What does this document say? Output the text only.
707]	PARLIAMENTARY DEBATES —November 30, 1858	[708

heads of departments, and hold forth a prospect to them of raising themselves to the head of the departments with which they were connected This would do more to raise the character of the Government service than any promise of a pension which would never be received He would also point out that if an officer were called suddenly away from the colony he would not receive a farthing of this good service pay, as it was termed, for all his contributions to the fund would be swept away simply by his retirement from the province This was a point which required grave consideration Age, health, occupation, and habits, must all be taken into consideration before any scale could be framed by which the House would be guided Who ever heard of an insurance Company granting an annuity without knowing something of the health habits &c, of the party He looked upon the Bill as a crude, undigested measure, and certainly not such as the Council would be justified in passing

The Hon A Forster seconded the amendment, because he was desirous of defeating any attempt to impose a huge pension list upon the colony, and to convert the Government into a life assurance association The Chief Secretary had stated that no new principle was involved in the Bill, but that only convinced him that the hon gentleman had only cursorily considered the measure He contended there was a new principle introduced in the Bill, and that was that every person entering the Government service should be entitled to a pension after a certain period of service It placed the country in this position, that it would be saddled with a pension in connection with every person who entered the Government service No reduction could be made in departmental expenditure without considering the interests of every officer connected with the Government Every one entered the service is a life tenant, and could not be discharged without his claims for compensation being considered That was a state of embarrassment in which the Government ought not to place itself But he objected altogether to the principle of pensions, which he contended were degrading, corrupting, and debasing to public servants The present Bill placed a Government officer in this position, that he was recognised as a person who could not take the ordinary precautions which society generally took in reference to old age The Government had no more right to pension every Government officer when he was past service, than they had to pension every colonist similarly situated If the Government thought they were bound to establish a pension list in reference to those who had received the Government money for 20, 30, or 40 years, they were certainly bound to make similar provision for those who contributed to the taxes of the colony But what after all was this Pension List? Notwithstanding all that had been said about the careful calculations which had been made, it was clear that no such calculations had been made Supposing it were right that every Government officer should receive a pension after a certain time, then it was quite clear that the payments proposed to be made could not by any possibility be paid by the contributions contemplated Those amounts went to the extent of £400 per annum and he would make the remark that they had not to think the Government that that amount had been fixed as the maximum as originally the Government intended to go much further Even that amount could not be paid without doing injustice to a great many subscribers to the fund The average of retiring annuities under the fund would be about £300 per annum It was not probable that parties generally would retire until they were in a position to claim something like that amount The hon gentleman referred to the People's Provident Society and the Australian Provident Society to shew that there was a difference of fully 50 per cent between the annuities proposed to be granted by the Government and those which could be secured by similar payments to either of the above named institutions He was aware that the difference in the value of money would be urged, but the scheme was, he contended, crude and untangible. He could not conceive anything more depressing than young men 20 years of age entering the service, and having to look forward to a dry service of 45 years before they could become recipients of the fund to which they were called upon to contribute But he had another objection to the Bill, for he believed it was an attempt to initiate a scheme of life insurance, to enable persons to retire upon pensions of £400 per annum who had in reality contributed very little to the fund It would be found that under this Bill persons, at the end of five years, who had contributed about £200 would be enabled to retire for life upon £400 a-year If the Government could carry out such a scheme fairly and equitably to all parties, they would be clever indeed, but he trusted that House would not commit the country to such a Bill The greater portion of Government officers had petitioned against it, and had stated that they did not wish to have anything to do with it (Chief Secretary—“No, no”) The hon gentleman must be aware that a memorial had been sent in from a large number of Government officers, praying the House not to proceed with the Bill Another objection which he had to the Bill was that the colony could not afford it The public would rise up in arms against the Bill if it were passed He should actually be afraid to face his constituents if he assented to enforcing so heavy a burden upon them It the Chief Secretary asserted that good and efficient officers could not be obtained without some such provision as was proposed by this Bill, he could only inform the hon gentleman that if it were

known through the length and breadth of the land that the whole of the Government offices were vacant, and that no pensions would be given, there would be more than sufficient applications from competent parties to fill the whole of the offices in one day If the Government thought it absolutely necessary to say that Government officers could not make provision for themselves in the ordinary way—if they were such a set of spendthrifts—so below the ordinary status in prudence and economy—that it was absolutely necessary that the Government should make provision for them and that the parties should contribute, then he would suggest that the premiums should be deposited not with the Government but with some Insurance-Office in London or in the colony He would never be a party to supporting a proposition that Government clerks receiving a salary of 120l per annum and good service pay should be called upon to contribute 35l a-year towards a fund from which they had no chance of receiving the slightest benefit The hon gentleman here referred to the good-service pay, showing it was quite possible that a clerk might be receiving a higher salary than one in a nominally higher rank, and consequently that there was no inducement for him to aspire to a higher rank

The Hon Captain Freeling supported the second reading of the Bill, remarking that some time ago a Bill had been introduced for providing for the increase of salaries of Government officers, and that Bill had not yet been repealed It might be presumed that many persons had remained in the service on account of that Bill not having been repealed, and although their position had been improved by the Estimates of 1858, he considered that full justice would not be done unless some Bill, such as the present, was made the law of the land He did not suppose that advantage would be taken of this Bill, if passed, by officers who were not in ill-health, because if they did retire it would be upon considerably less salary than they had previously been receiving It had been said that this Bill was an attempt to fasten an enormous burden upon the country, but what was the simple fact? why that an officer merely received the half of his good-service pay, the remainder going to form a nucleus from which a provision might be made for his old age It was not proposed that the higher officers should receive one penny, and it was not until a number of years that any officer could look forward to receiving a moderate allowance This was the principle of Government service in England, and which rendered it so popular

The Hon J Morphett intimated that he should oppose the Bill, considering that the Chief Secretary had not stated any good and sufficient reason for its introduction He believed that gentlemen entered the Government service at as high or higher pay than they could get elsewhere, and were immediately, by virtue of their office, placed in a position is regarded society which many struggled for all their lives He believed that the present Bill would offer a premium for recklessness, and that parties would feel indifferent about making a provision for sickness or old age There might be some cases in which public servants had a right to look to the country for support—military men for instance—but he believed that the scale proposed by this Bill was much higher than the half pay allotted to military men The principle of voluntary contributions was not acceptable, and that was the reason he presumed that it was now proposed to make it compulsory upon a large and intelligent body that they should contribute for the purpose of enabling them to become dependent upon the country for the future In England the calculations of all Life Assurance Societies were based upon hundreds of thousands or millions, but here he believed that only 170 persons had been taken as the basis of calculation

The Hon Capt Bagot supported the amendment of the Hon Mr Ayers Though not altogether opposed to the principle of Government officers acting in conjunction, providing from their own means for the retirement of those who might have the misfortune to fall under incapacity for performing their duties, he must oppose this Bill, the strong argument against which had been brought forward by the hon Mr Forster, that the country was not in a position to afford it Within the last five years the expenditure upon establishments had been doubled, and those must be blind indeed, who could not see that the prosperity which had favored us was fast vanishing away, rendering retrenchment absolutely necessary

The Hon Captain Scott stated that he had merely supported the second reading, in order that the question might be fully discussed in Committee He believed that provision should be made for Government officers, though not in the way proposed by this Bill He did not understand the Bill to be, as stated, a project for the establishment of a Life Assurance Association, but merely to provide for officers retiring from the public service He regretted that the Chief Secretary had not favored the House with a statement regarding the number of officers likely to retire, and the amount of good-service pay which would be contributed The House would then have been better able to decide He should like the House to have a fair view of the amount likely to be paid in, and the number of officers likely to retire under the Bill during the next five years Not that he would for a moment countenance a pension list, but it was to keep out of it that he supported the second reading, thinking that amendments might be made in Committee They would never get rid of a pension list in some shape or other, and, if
+++
OBJECTIVE: Return the listing above word for word.

ANSWER:
What does this document say? Output the text only.
707]	PARLIAMENTARY DEBATES —November 30, 1858	[708

heads of departments, and hold forth a prospect to them of raising themselves to the head of the departments with which they were connected This would do more to raise the character of the Government service than any promise of a pension which would never be received He would also point out that if an officer were called suddenly away from the colony he would not receive a farthing of this good service pay, as it was termed, for all his contributions to the fund would be swept away simply by his retirement from the province This was a point which required grave consideration Age, health, occupation, and habits, must all be taken into consideration before any scale could be framed by which the House would be guided Who ever heard of an insurance Company granting an annuity without knowing something of the health habits &c, of the party He looked upon the Bill as a crude, undigested measure, and certainly not such as the Council would be justified in passing

The Hon A Forster seconded the amendment, because he was desirous of defeating any attempt to impose a huge pension list upon the colony, and to convert the Government into a life assurance association The Chief Secretary had stated that no new principle was involved in the Bill, but that only convinced him that the hon gentleman had only cursorily considered the measure He contended there was a new principle introduced in the Bill, and that was that every person entering the Government service should be entitled to a pension after a certain period of service It placed the country in this position, that it would be saddled with a pension in connection with every person who entered the Government service No reduction could be made in departmental expenditure without considering the interests of every officer connected with the Government Every one entered the service is a life tenant, and could not be discharged without his claims for compensation being considered That was a state of embarrassment in which the Government ought not to place itself But he objected altogether to the principle of pensions, which he contended were degrading, corrupting, and debasing to public servants The present Bill placed a Government officer in this position, that he was recognised as a person who could not take the ordinary precautions which society generally took in reference to old age The Government had no more right to pension every Government officer when he was past service, than they had to pension every colonist similarly situated If the Government thought they were bound to establish a pension list in reference to those who had received the Government money for 20, 30, or 40 years, they were certainly bound to make similar provision for those who contributed to the taxes of the colony But what after all was this Pension List? Notwithstanding all that had been said about the careful calculations which had been made, it was clear that no such calculations had been made Supposing it were right that every Government officer should receive a pension after a certain time, then it was quite clear that the payments proposed to be made could not by any possibility be paid by the contributions contemplated Those amounts went to the extent of £400 per annum and he would make the remark that they had not to think the Government that that amount had been fixed as the maximum as originally the Government intended to go much further Even that amount could not be paid without doing injustice to a great many subscribers to the fund The average of retiring annuities under the fund would be about £300 per annum It was not probable that parties generally would retire until they were in a position to claim something like that amount The hon gentleman referred to the People's Provident Society and the Australian Provident Society to shew that there was a difference of fully 50 per cent between the annuities proposed to be granted by the Government and those which could be secured by similar payments to either of the above named institutions He was aware that the difference in the value of money would be urged, but the scheme was, he contended, crude and untangible. He could not conceive anything more depressing than young men 20 years of age entering the service, and having to look forward to a dry service of 45 years before they could become recipients of the fund to which they were called upon to contribute But he had another objection to the Bill, for he believed it was an attempt to initiate a scheme of life insurance, to enable persons to retire upon pensions of £400 per annum who had in reality contributed very little to the fund It would be found that under this Bill persons, at the end of five years, who had contributed about £200 would be enabled to retire for life upon £400 a-year If the Government could carry out such a scheme fairly and equitably to all parties, they would be clever indeed, but he trusted that House would not commit the country to such a Bill The greater portion of Government officers had petitioned against it, and had stated that they did not wish to have anything to do with it (Chief Secretary—“No, no”) The hon gentleman must be aware that a memorial had been sent in from a large number of Government officers, praying the House not to proceed with the Bill Another objection which he had to the Bill was that the colony could not afford it The public would rise up in arms against the Bill if it were passed He should actually be afraid to face his constituents if he assented to enforcing so heavy a burden upon them It the Chief Secretary asserted that good and efficient officers could not be obtained without some such provision as was proposed by this Bill, he could only inform the hon gentleman that if it were

known through the length and breadth of the land that the whole of the Government offices were vacant, and that no pensions would be given, there would be more than sufficient applications from competent parties to fill the whole of the offices in one day If the Government thought it absolutely necessary to say that Government officers could not make provision for themselves in the ordinary way—if they were such a set of spendthrifts—so below the ordinary status in prudence and economy—that it was absolutely necessary that the Government should make provision for them and that the parties should contribute, then he would suggest that the premiums should be deposited not with the Government but with some Insurance-Office in London or in the colony He would never be a party to supporting a proposition that Government clerks receiving a salary of 120l per annum and good service pay should be called upon to contribute 35l a-year towards a fund from which they had no chance of receiving the slightest benefit The hon gentleman here referred to the good-service pay, showing it was quite possible that a clerk might be receiving a higher salary than one in a nominally higher rank, and consequently that there was no inducement for him to aspire to a higher rank

The Hon Captain Freeling supported the second reading of the Bill, remarking that some time ago a Bill had been introduced for providing for the increase of salaries of Government officers, and that Bill had not yet been repealed It might be presumed that many persons had remained in the service on account of that Bill not having been repealed, and although their position had been improved by the Estimates of 1858, he considered that full justice would not be done unless some Bill, such as the present, was made the law of the land He did not suppose that advantage would be taken of this Bill, if passed, by officers who were not in ill-health, because if they did retire it would be upon considerably less salary than they had previously been receiving It had been said that this Bill was an attempt to fasten an enormous burden upon the country, but what was the simple fact? why that an officer merely received the half of his good-service pay, the remainder going to form a nucleus from which a provision might be made for his old age It was not proposed that the higher officers should receive one penny, and it was not until a number of years that any officer could look forward to receiving a moderate allowance This was the principle of Government service in England, and which rendered it so popular

The Hon J Morphett intimated that he should oppose the Bill, considering that the Chief Secretary had not stated any good and sufficient reason for its introduction He believed that gentlemen entered the Government service at as high or higher pay than they could get elsewhere, and were immediately, by virtue of their office, placed in a position is regarded society which many struggled for all their lives He believed that the present Bill would offer a premium for recklessness, and that parties would feel indifferent about making a provision for sickness or old age There might be some cases in which public servants had a right to look to the country for support—military men for instance—but he believed that the scale proposed by this Bill was much higher than the half pay allotted to military men The principle of voluntary contributions was not acceptable, and that was the reason he presumed that it was now proposed to make it compulsory upon a large and intelligent body that they should contribute for the purpose of enabling them to become dependent upon the country for the future In England the calculations of all Life Assurance Societies were based upon hundreds of thousands or millions, but here he believed that only 170 persons had been taken as the basis of calculation

The Hon Capt Bagot supported the amendment of the Hon Mr Ayers Though not altogether opposed to the principle of Government officers acting in conjunction, providing from their own means for the retirement of those who might have the misfortune to fall under incapacity for performing their duties, he must oppose this Bill, the strong argument against which had been brought forward by the hon Mr Forster, that the country was not in a position to afford it Within the last five years the expenditure upon establishments had been doubled, and those must be blind indeed, who could not see that the prosperity which had favored us was fast vanishing away, rendering retrenchment absolutely necessary

The Hon Captain Scott stated that he had merely supported the second reading, in order that the question might be fully discussed in Committee He believed that provision should be made for Government officers, though not in the way proposed by this Bill He did not understand the Bill to be, as stated, a project for the establishment of a Life Assurance Association, but merely to provide for officers retiring from the public service He regretted that the Chief Secretary had not favored the House with a statement regarding the number of officers likely to retire, and the amount of good-service pay which would be contributed The House would then have been better able to decide He should like the House to have a fair view of the amount likely to be paid in, and the number of officers likely to retire under the Bill during the next five years Not that he would for a moment countenance a pension list, but it was to keep out of it that he supported the second reading, thinking that amendments might be made in Committee They would never get rid of a pension list in some shape or other, and, if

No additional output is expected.